Problem statement
Give back the records below exactly, every one, with no pictures.
----- Supplied entries -----
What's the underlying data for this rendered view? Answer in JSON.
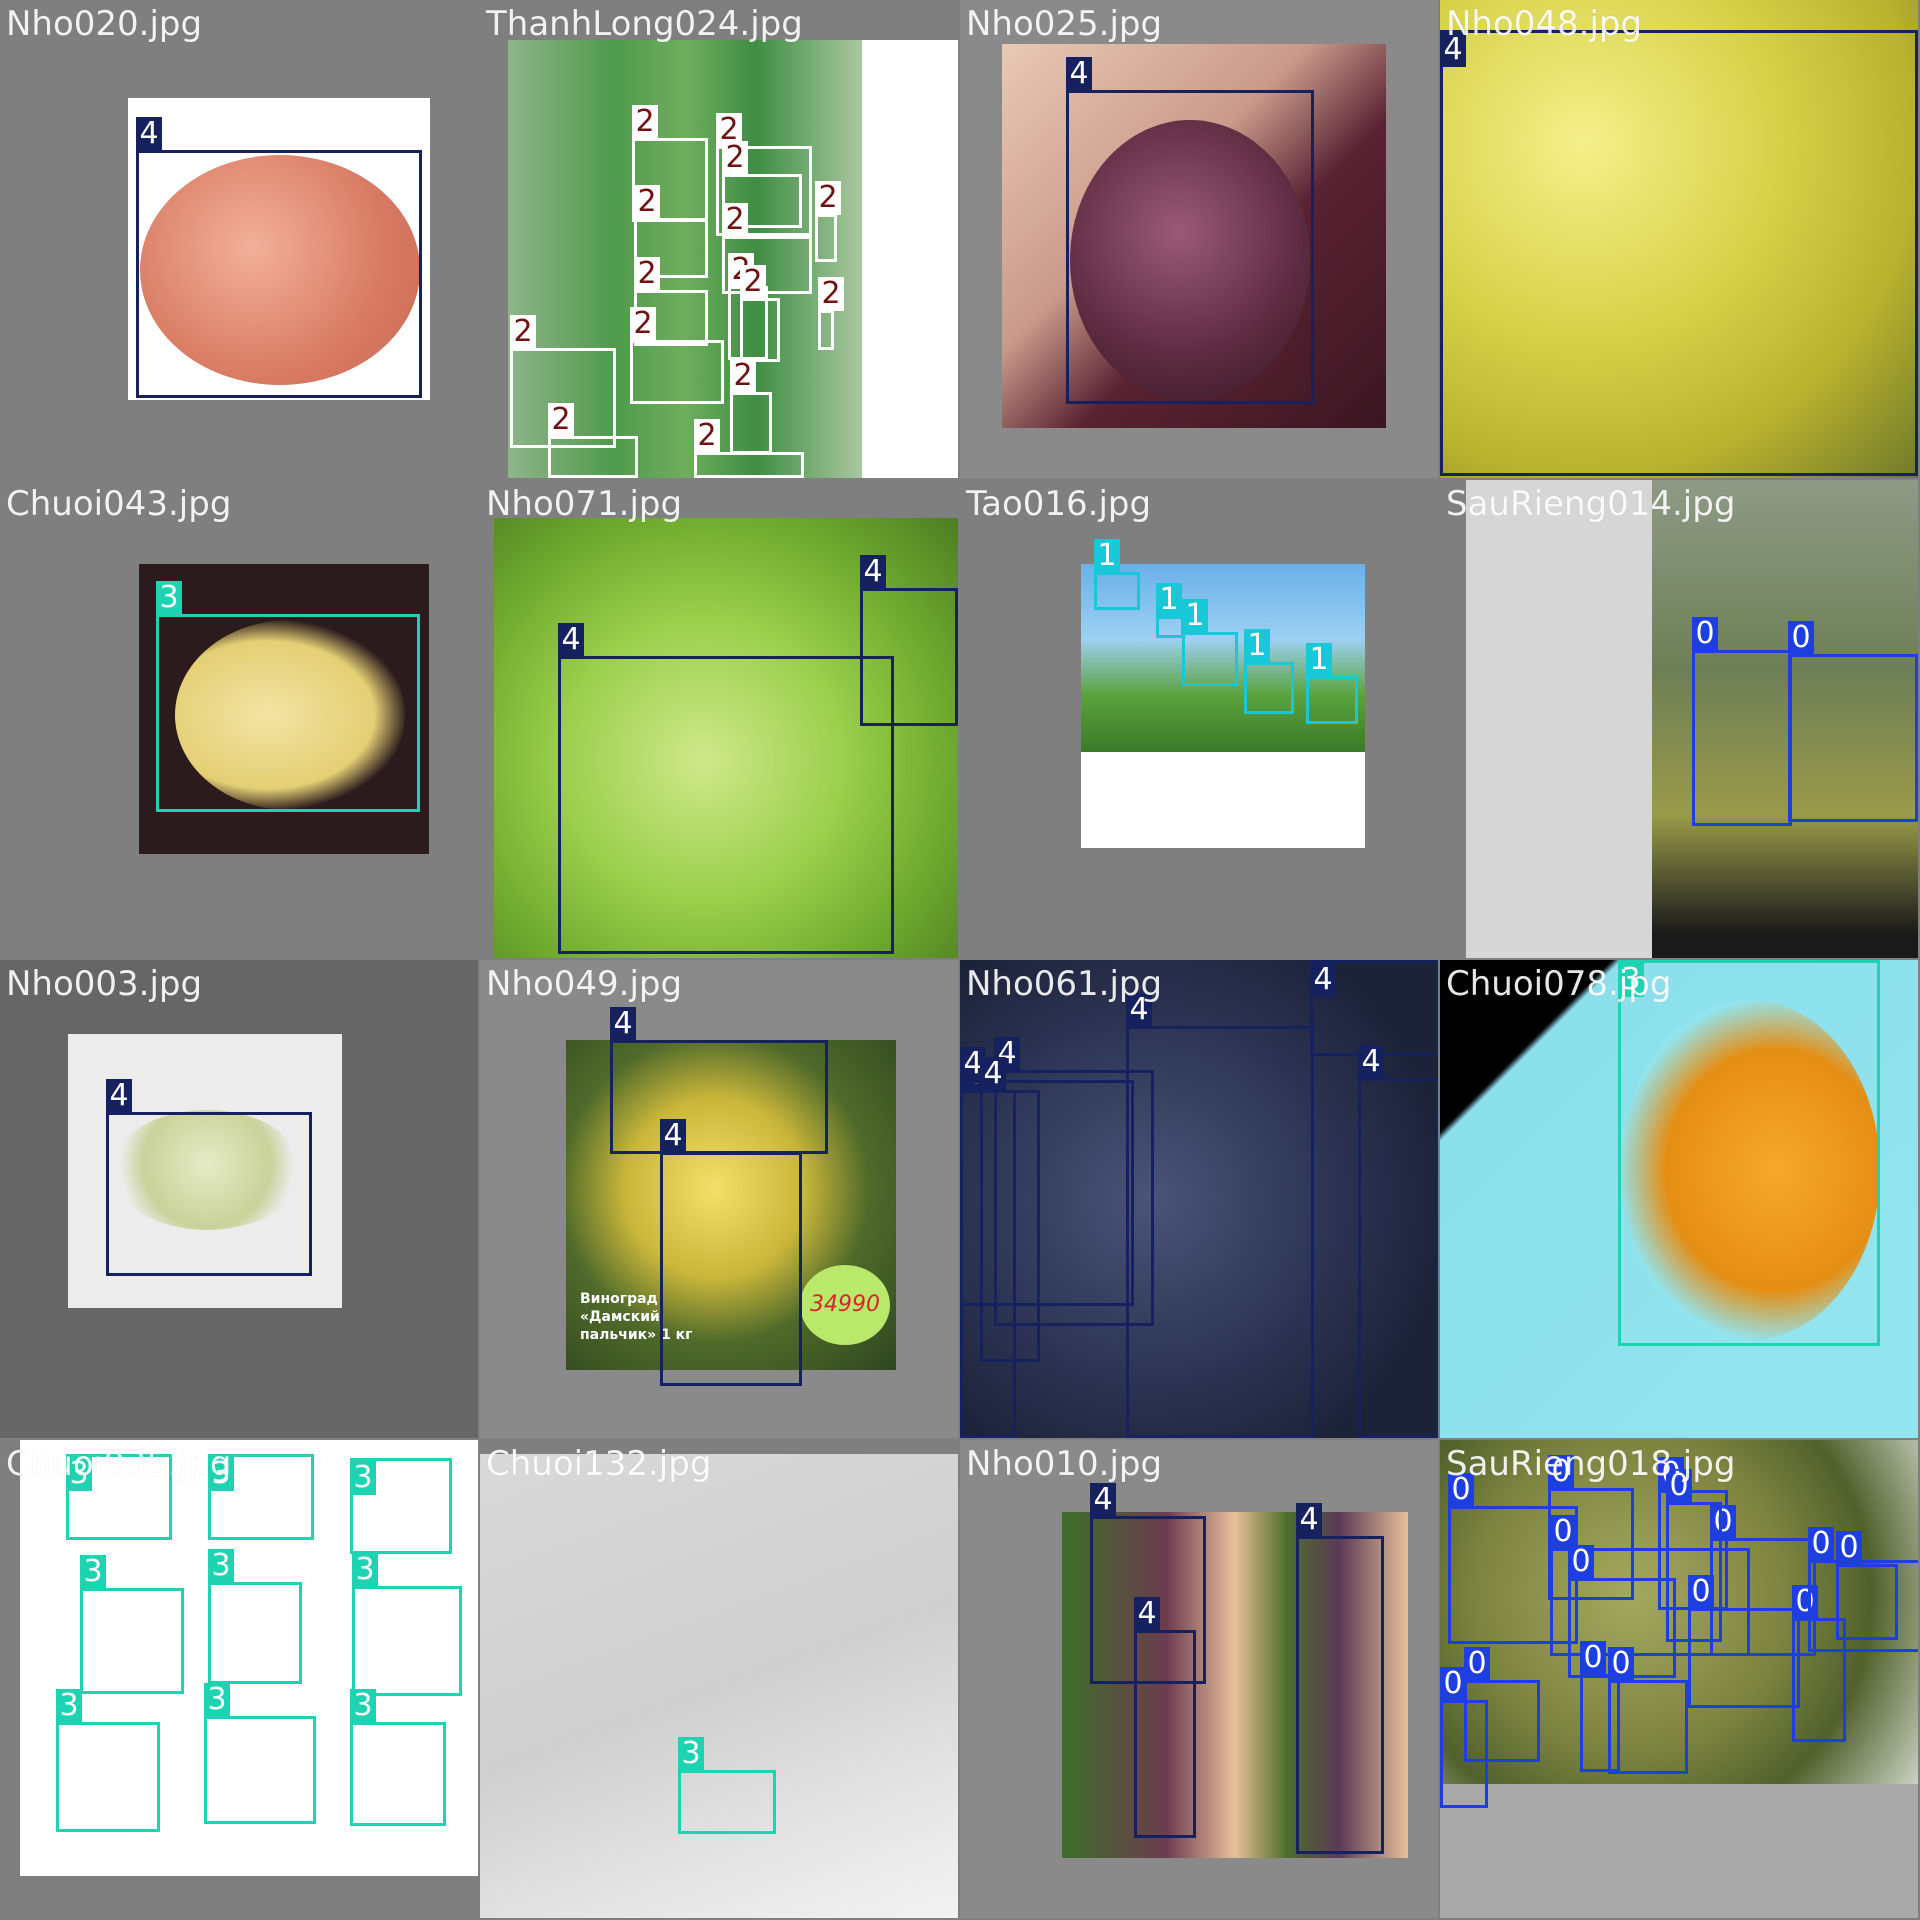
{
  "colors": {
    "0": "#1f3ee0",
    "1": "#19c8d8",
    "2": "#ffffff",
    "3": "#1ed3b2",
    "4": "#16215f",
    "label_text": "#ffffff",
    "label_text_class2": "#6e1212"
  },
  "tiles": [
    {
      "filename": "Nho020.jpg",
      "boxes": [
        {
          "cls": "4"
        }
      ]
    },
    {
      "filename": "ThanhLong024.jpg",
      "boxes": [
        {
          "cls": "2"
        },
        {
          "cls": "2"
        },
        {
          "cls": "2"
        },
        {
          "cls": "2"
        },
        {
          "cls": "2"
        },
        {
          "cls": "2"
        },
        {
          "cls": "2"
        },
        {
          "cls": "2"
        },
        {
          "cls": "2"
        },
        {
          "cls": "2"
        },
        {
          "cls": "2"
        },
        {
          "cls": "2"
        },
        {
          "cls": "2"
        },
        {
          "cls": "2"
        },
        {
          "cls": "2"
        }
      ]
    },
    {
      "filename": "Nho025.jpg",
      "boxes": [
        {
          "cls": "4"
        }
      ]
    },
    {
      "filename": "Nho048.jpg",
      "boxes": [
        {
          "cls": "4"
        }
      ]
    },
    {
      "filename": "Chuoi043.jpg",
      "boxes": [
        {
          "cls": "3"
        }
      ]
    },
    {
      "filename": "Nho071.jpg",
      "boxes": [
        {
          "cls": "4"
        },
        {
          "cls": "4"
        }
      ]
    },
    {
      "filename": "Tao016.jpg",
      "boxes": [
        {
          "cls": "1"
        },
        {
          "cls": "1"
        },
        {
          "cls": "1"
        },
        {
          "cls": "1"
        },
        {
          "cls": "1"
        }
      ]
    },
    {
      "filename": "SauRieng014.jpg",
      "boxes": [
        {
          "cls": "0"
        },
        {
          "cls": "0"
        }
      ]
    },
    {
      "filename": "Nho003.jpg",
      "boxes": [
        {
          "cls": "4"
        }
      ]
    },
    {
      "filename": "Nho049.jpg",
      "boxes": [
        {
          "cls": "4"
        },
        {
          "cls": "4"
        }
      ]
    },
    {
      "filename": "Nho061.jpg",
      "boxes": [
        {
          "cls": "4"
        },
        {
          "cls": "4"
        },
        {
          "cls": "4"
        },
        {
          "cls": "4"
        },
        {
          "cls": "4"
        },
        {
          "cls": "4"
        },
        {
          "cls": "4"
        }
      ]
    },
    {
      "filename": "Chuoi078.jpg",
      "boxes": [
        {
          "cls": "3"
        }
      ]
    },
    {
      "filename": "Chuoi035.jpg",
      "boxes": [
        {
          "cls": "3"
        },
        {
          "cls": "3"
        },
        {
          "cls": "3"
        },
        {
          "cls": "3"
        },
        {
          "cls": "3"
        },
        {
          "cls": "3"
        },
        {
          "cls": "3"
        },
        {
          "cls": "3"
        },
        {
          "cls": "3"
        }
      ]
    },
    {
      "filename": "Chuoi132.jpg",
      "boxes": [
        {
          "cls": "3"
        }
      ]
    },
    {
      "filename": "Nho010.jpg",
      "boxes": [
        {
          "cls": "4"
        },
        {
          "cls": "4"
        },
        {
          "cls": "4"
        }
      ]
    },
    {
      "filename": "SauRieng018.jpg",
      "boxes": [
        {
          "cls": "0"
        },
        {
          "cls": "0"
        },
        {
          "cls": "0"
        },
        {
          "cls": "0"
        },
        {
          "cls": "0"
        },
        {
          "cls": "0"
        },
        {
          "cls": "0"
        },
        {
          "cls": "0"
        },
        {
          "cls": "0"
        },
        {
          "cls": "0"
        },
        {
          "cls": "0"
        },
        {
          "cls": "0"
        },
        {
          "cls": "0"
        },
        {
          "cls": "0"
        },
        {
          "cls": "0"
        }
      ]
    }
  ],
  "embedded_text": {
    "nho049_sign": "Виноград «Дамский пальчик» 1 кг",
    "nho049_price": "34990"
  }
}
-----
Expected answer
What's the underlying data for this rendered view? Answer in JSON.
{
  "colors": {
    "0": "#1f3ee0",
    "1": "#19c8d8",
    "2": "#ffffff",
    "3": "#1ed3b2",
    "4": "#16215f",
    "label_text": "#ffffff",
    "label_text_class2": "#6e1212"
  },
  "tiles": [
    {
      "filename": "Nho020.jpg",
      "boxes": [
        {
          "cls": "4"
        }
      ]
    },
    {
      "filename": "ThanhLong024.jpg",
      "boxes": [
        {
          "cls": "2"
        },
        {
          "cls": "2"
        },
        {
          "cls": "2"
        },
        {
          "cls": "2"
        },
        {
          "cls": "2"
        },
        {
          "cls": "2"
        },
        {
          "cls": "2"
        },
        {
          "cls": "2"
        },
        {
          "cls": "2"
        },
        {
          "cls": "2"
        },
        {
          "cls": "2"
        },
        {
          "cls": "2"
        },
        {
          "cls": "2"
        },
        {
          "cls": "2"
        },
        {
          "cls": "2"
        }
      ]
    },
    {
      "filename": "Nho025.jpg",
      "boxes": [
        {
          "cls": "4"
        }
      ]
    },
    {
      "filename": "Nho048.jpg",
      "boxes": [
        {
          "cls": "4"
        }
      ]
    },
    {
      "filename": "Chuoi043.jpg",
      "boxes": [
        {
          "cls": "3"
        }
      ]
    },
    {
      "filename": "Nho071.jpg",
      "boxes": [
        {
          "cls": "4"
        },
        {
          "cls": "4"
        }
      ]
    },
    {
      "filename": "Tao016.jpg",
      "boxes": [
        {
          "cls": "1"
        },
        {
          "cls": "1"
        },
        {
          "cls": "1"
        },
        {
          "cls": "1"
        },
        {
          "cls": "1"
        }
      ]
    },
    {
      "filename": "SauRieng014.jpg",
      "boxes": [
        {
          "cls": "0"
        },
        {
          "cls": "0"
        }
      ]
    },
    {
      "filename": "Nho003.jpg",
      "boxes": [
        {
          "cls": "4"
        }
      ]
    },
    {
      "filename": "Nho049.jpg",
      "boxes": [
        {
          "cls": "4"
        },
        {
          "cls": "4"
        }
      ]
    },
    {
      "filename": "Nho061.jpg",
      "boxes": [
        {
          "cls": "4"
        },
        {
          "cls": "4"
        },
        {
          "cls": "4"
        },
        {
          "cls": "4"
        },
        {
          "cls": "4"
        },
        {
          "cls": "4"
        },
        {
          "cls": "4"
        }
      ]
    },
    {
      "filename": "Chuoi078.jpg",
      "boxes": [
        {
          "cls": "3"
        }
      ]
    },
    {
      "filename": "Chuoi035.jpg",
      "boxes": [
        {
          "cls": "3"
        },
        {
          "cls": "3"
        },
        {
          "cls": "3"
        },
        {
          "cls": "3"
        },
        {
          "cls": "3"
        },
        {
          "cls": "3"
        },
        {
          "cls": "3"
        },
        {
          "cls": "3"
        },
        {
          "cls": "3"
        }
      ]
    },
    {
      "filename": "Chuoi132.jpg",
      "boxes": [
        {
          "cls": "3"
        }
      ]
    },
    {
      "filename": "Nho010.jpg",
      "boxes": [
        {
          "cls": "4"
        },
        {
          "cls": "4"
        },
        {
          "cls": "4"
        }
      ]
    },
    {
      "filename": "SauRieng018.jpg",
      "boxes": [
        {
          "cls": "0"
        },
        {
          "cls": "0"
        },
        {
          "cls": "0"
        },
        {
          "cls": "0"
        },
        {
          "cls": "0"
        },
        {
          "cls": "0"
        },
        {
          "cls": "0"
        },
        {
          "cls": "0"
        },
        {
          "cls": "0"
        },
        {
          "cls": "0"
        },
        {
          "cls": "0"
        },
        {
          "cls": "0"
        },
        {
          "cls": "0"
        },
        {
          "cls": "0"
        },
        {
          "cls": "0"
        }
      ]
    }
  ],
  "embedded_text": {
    "nho049_sign": "Виноград «Дамский пальчик» 1 кг",
    "nho049_price": "34990"
  }
}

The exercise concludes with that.